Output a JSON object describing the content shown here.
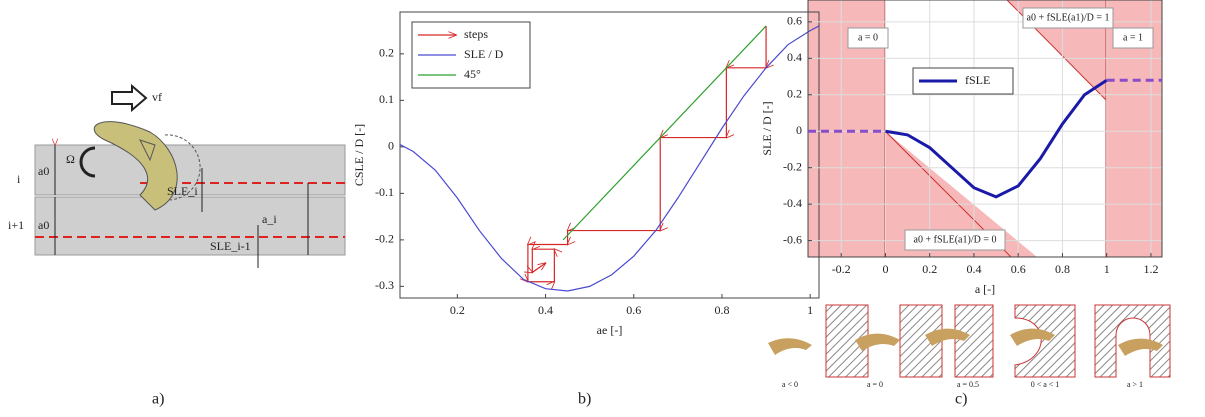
{
  "captions": [
    "a)",
    "b)",
    "c)"
  ],
  "panel_a": {
    "labels": [
      "vf",
      "Ω",
      "i",
      "a0",
      "i+1",
      "a0",
      "SLE_i",
      "SLE_i-1",
      "a_i"
    ]
  },
  "chart_data": [
    {
      "type": "line",
      "xlabel": "ae [-]",
      "ylabel": "CSLE / D [-]",
      "xlim": [
        0.07,
        1.02
      ],
      "ylim": [
        -0.325,
        0.29
      ],
      "xticks": [
        0.2,
        0.4,
        0.6,
        0.8,
        1
      ],
      "yticks": [
        -0.3,
        -0.2,
        -0.1,
        0,
        0.1,
        0.2
      ],
      "grid": false,
      "legend": "upper left",
      "series": [
        {
          "name": "steps",
          "color": "#d62728",
          "arrows": true,
          "x": [
            0.9,
            0.9,
            0.81,
            0.81,
            0.66,
            0.66,
            0.45,
            0.45,
            0.36,
            0.36,
            0.42,
            0.42,
            0.37,
            0.37,
            0.4
          ],
          "values": [
            0.26,
            0.17,
            0.17,
            0.02,
            0.02,
            -0.18,
            -0.18,
            -0.21,
            -0.21,
            -0.29,
            -0.29,
            -0.22,
            -0.22,
            -0.27,
            -0.25
          ]
        },
        {
          "name": "SLE / D",
          "color": "#4a4ad0",
          "x": [
            0.07,
            0.1,
            0.15,
            0.2,
            0.25,
            0.3,
            0.35,
            0.4,
            0.45,
            0.5,
            0.55,
            0.6,
            0.65,
            0.7,
            0.75,
            0.8,
            0.85,
            0.9,
            0.95,
            1.0,
            1.02
          ],
          "values": [
            0.005,
            -0.01,
            -0.05,
            -0.11,
            -0.18,
            -0.24,
            -0.285,
            -0.305,
            -0.31,
            -0.3,
            -0.275,
            -0.235,
            -0.18,
            -0.11,
            -0.035,
            0.04,
            0.11,
            0.17,
            0.22,
            0.25,
            0.26
          ]
        },
        {
          "name": "45°",
          "color": "#2ca02c",
          "x": [
            0.44,
            0.9
          ],
          "values": [
            -0.2,
            0.26
          ]
        }
      ]
    },
    {
      "type": "line",
      "xlabel": "a [-]",
      "ylabel": "SLE / D [-]",
      "xlim": [
        -0.35,
        1.25
      ],
      "ylim": [
        -0.69,
        0.72
      ],
      "xticks": [
        -0.2,
        0,
        0.2,
        0.4,
        0.6,
        0.8,
        1,
        1.2
      ],
      "yticks": [
        -0.6,
        -0.4,
        -0.2,
        0,
        0.2,
        0.4,
        0.6
      ],
      "grid": true,
      "legend": "upper left",
      "annotations": [
        "a = 0",
        "a = 1",
        "a0 + fSLE(a1)/D = 1",
        "a0 + fSLE(a1)/D = 0"
      ],
      "cases": [
        "a < 0",
        "a = 0",
        "a = 0.5",
        "0 < a < 1",
        "a > 1"
      ],
      "series": [
        {
          "name": "fSLE",
          "color": "#1a1aa8",
          "x": [
            0,
            0.1,
            0.2,
            0.3,
            0.4,
            0.5,
            0.6,
            0.7,
            0.8,
            0.9,
            1
          ],
          "values": [
            0,
            -0.02,
            -0.09,
            -0.2,
            -0.31,
            -0.36,
            -0.3,
            -0.15,
            0.04,
            0.2,
            0.28
          ]
        },
        {
          "color": "#8a4cc8",
          "dashed": true,
          "x": [
            -0.35,
            0
          ],
          "values": [
            0,
            0
          ]
        },
        {
          "color": "#8a4cc8",
          "dashed": true,
          "x": [
            1,
            1.25
          ],
          "values": [
            0.28,
            0.28
          ]
        }
      ]
    }
  ]
}
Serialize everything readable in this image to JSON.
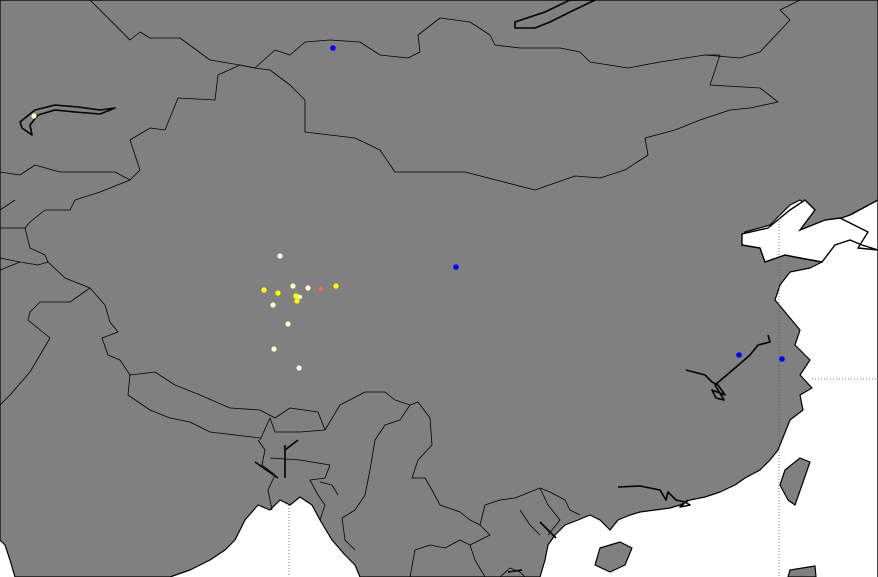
{
  "map": {
    "colors": {
      "land": "#808080",
      "water": "#ffffff",
      "borders": "#000000"
    },
    "markers": [
      {
        "id": "m1",
        "color": "#0000ff"
      },
      {
        "id": "m2",
        "color": "#0000ff"
      },
      {
        "id": "m3",
        "color": "#0000ff"
      },
      {
        "id": "m4",
        "color": "#0000ff"
      },
      {
        "id": "m5",
        "color": "#fffacd"
      },
      {
        "id": "m6",
        "color": "#fffacd"
      },
      {
        "id": "m7",
        "color": "#ffff00"
      },
      {
        "id": "m8",
        "color": "#ffff00"
      },
      {
        "id": "m9",
        "color": "#fffacd"
      },
      {
        "id": "m10",
        "color": "#fffacd"
      },
      {
        "id": "m11",
        "color": "#ffff00"
      },
      {
        "id": "m12",
        "color": "#ffff00"
      },
      {
        "id": "m13",
        "color": "#fffacd"
      },
      {
        "id": "m14",
        "color": "#ff6666"
      },
      {
        "id": "m15",
        "color": "#ffff00"
      },
      {
        "id": "m16",
        "color": "#fffacd"
      },
      {
        "id": "m17",
        "color": "#fffacd"
      },
      {
        "id": "m18",
        "color": "#fffacd"
      },
      {
        "id": "m19",
        "color": "#fffacd"
      }
    ]
  }
}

> _Stated task_:
Give all the lines above again, character for character, without pictures.

> _Result of the exercise_:
Output a JSON object describing the content shown here.
{
  "captions": [
    "a)",
    "b)",
    "c)"
  ],
  "panel_a": {
    "labels": [
      "vf",
      "Ω",
      "i",
      "a0",
      "i+1",
      "a0",
      "SLE_i",
      "SLE_i-1",
      "a_i"
    ]
  },
  "chart_data": [
    {
      "type": "line",
      "xlabel": "ae [-]",
      "ylabel": "CSLE / D [-]",
      "xlim": [
        0.07,
        1.02
      ],
      "ylim": [
        -0.325,
        0.29
      ],
      "xticks": [
        0.2,
        0.4,
        0.6,
        0.8,
        1
      ],
      "yticks": [
        -0.3,
        -0.2,
        -0.1,
        0,
        0.1,
        0.2
      ],
      "grid": false,
      "legend": "upper left",
      "series": [
        {
          "name": "steps",
          "color": "#d62728",
          "arrows": true,
          "x": [
            0.9,
            0.9,
            0.81,
            0.81,
            0.66,
            0.66,
            0.45,
            0.45,
            0.36,
            0.36,
            0.42,
            0.42,
            0.37,
            0.37,
            0.4
          ],
          "values": [
            0.26,
            0.17,
            0.17,
            0.02,
            0.02,
            -0.18,
            -0.18,
            -0.21,
            -0.21,
            -0.29,
            -0.29,
            -0.22,
            -0.22,
            -0.27,
            -0.25
          ]
        },
        {
          "name": "SLE / D",
          "color": "#4a4ad0",
          "x": [
            0.07,
            0.1,
            0.15,
            0.2,
            0.25,
            0.3,
            0.35,
            0.4,
            0.45,
            0.5,
            0.55,
            0.6,
            0.65,
            0.7,
            0.75,
            0.8,
            0.85,
            0.9,
            0.95,
            1.0,
            1.02
          ],
          "values": [
            0.005,
            -0.01,
            -0.05,
            -0.11,
            -0.18,
            -0.24,
            -0.285,
            -0.305,
            -0.31,
            -0.3,
            -0.275,
            -0.235,
            -0.18,
            -0.11,
            -0.035,
            0.04,
            0.11,
            0.17,
            0.22,
            0.25,
            0.26
          ]
        },
        {
          "name": "45°",
          "color": "#2ca02c",
          "x": [
            0.44,
            0.9
          ],
          "values": [
            -0.2,
            0.26
          ]
        }
      ]
    },
    {
      "type": "line",
      "xlabel": "a [-]",
      "ylabel": "SLE / D [-]",
      "xlim": [
        -0.35,
        1.25
      ],
      "ylim": [
        -0.69,
        0.72
      ],
      "xticks": [
        -0.2,
        0,
        0.2,
        0.4,
        0.6,
        0.8,
        1,
        1.2
      ],
      "yticks": [
        -0.6,
        -0.4,
        -0.2,
        0,
        0.2,
        0.4,
        0.6
      ],
      "grid": true,
      "legend": "upper left",
      "annotations": [
        "a = 0",
        "a = 1",
        "a0 + fSLE(a1)/D = 1",
        "a0 + fSLE(a1)/D = 0"
      ],
      "cases": [
        "a < 0",
        "a = 0",
        "a = 0.5",
        "0 < a < 1",
        "a > 1"
      ],
      "series": [
        {
          "name": "fSLE",
          "color": "#1a1aa8",
          "x": [
            0,
            0.1,
            0.2,
            0.3,
            0.4,
            0.5,
            0.6,
            0.7,
            0.8,
            0.9,
            1
          ],
          "values": [
            0,
            -0.02,
            -0.09,
            -0.2,
            -0.31,
            -0.36,
            -0.3,
            -0.15,
            0.04,
            0.2,
            0.28
          ]
        },
        {
          "color": "#8a4cc8",
          "dashed": true,
          "x": [
            -0.35,
            0
          ],
          "values": [
            0,
            0
          ]
        },
        {
          "color": "#8a4cc8",
          "dashed": true,
          "x": [
            1,
            1.25
          ],
          "values": [
            0.28,
            0.28
          ]
        }
      ]
    }
  ]
}
Serialize everything readable in this image to JSON.
{
  "map": {
    "colors": {
      "land": "#808080",
      "water": "#ffffff",
      "borders": "#000000"
    },
    "markers": [
      {
        "id": "m1",
        "color": "#0000ff"
      },
      {
        "id": "m2",
        "color": "#0000ff"
      },
      {
        "id": "m3",
        "color": "#0000ff"
      },
      {
        "id": "m4",
        "color": "#0000ff"
      },
      {
        "id": "m5",
        "color": "#fffacd"
      },
      {
        "id": "m6",
        "color": "#fffacd"
      },
      {
        "id": "m7",
        "color": "#ffff00"
      },
      {
        "id": "m8",
        "color": "#ffff00"
      },
      {
        "id": "m9",
        "color": "#fffacd"
      },
      {
        "id": "m10",
        "color": "#fffacd"
      },
      {
        "id": "m11",
        "color": "#ffff00"
      },
      {
        "id": "m12",
        "color": "#ffff00"
      },
      {
        "id": "m13",
        "color": "#fffacd"
      },
      {
        "id": "m14",
        "color": "#ff6666"
      },
      {
        "id": "m15",
        "color": "#ffff00"
      },
      {
        "id": "m16",
        "color": "#fffacd"
      },
      {
        "id": "m17",
        "color": "#fffacd"
      },
      {
        "id": "m18",
        "color": "#fffacd"
      },
      {
        "id": "m19",
        "color": "#fffacd"
      }
    ]
  }
}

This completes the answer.